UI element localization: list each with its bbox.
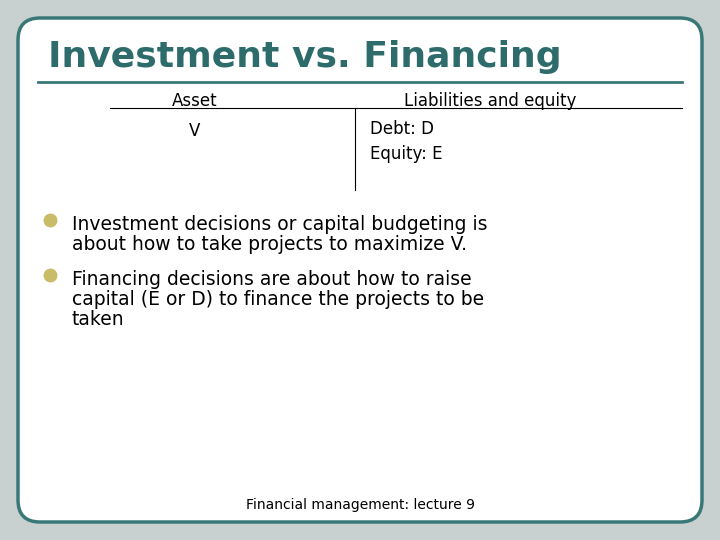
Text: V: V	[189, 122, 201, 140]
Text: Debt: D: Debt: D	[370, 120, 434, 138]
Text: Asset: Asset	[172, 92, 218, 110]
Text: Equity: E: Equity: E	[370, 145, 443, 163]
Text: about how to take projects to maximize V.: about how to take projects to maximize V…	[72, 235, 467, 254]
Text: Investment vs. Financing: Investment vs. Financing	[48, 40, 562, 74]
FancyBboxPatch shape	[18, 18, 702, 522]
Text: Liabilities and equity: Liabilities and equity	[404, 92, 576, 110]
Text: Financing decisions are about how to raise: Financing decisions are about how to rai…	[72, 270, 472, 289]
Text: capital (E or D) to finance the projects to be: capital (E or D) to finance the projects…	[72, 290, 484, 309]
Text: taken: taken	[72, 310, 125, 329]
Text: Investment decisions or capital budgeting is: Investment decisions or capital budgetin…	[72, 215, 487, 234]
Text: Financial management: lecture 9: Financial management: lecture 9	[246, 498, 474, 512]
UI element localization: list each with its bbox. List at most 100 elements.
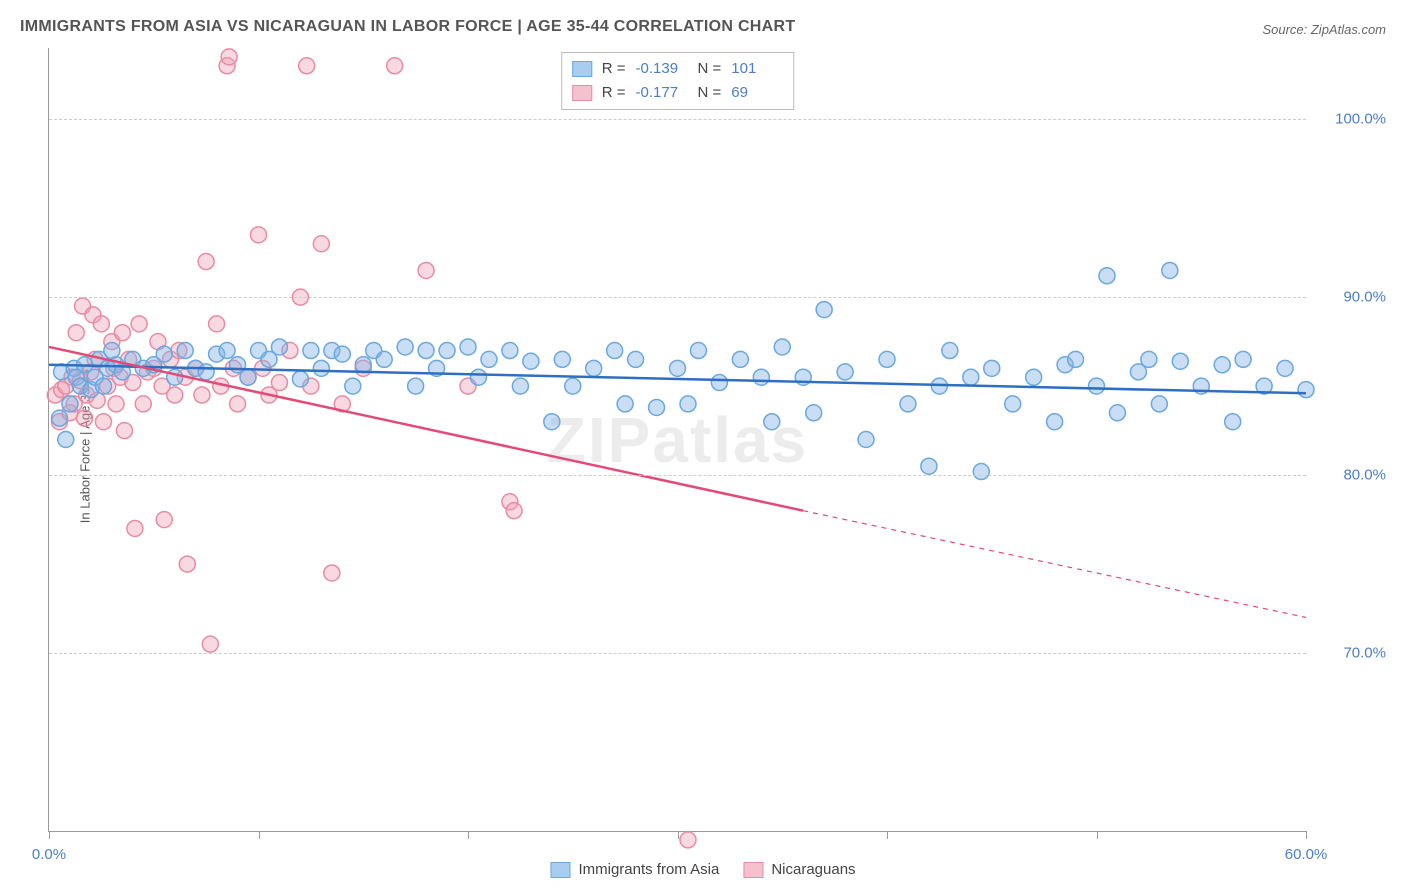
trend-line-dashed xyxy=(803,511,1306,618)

- **Exercise aim**
Rewrite all of these lines with "localization" swapped for "detection" and everything else unchanged. Leave out the pictures.

- **Exercise answer**
UI element detection: list each with its bbox.
Text: V: V	[189, 122, 201, 140]
Text: Debt: D: Debt: D	[370, 120, 434, 138]
Text: Asset: Asset	[172, 92, 218, 110]
Text: Equity: E: Equity: E	[370, 145, 443, 163]
Text: about how to take projects to maximize V.: about how to take projects to maximize V…	[72, 235, 467, 254]
Text: Investment vs. Financing: Investment vs. Financing	[48, 40, 562, 74]
FancyBboxPatch shape	[18, 18, 702, 522]
Text: Liabilities and equity: Liabilities and equity	[404, 92, 576, 110]
Text: Financing decisions are about how to raise: Financing decisions are about how to rai…	[72, 270, 472, 289]
Text: capital (E or D) to finance the projects to be: capital (E or D) to finance the projects…	[72, 290, 484, 309]
Text: taken: taken	[72, 310, 125, 329]
Text: Investment decisions or capital budgeting is: Investment decisions or capital budgetin…	[72, 215, 487, 234]
Text: Financial management: lecture 9: Financial management: lecture 9	[246, 498, 474, 512]
UI element detection: list each with its bbox. List at most 100 elements.
trend-line-dashed xyxy=(803,511,1306,618)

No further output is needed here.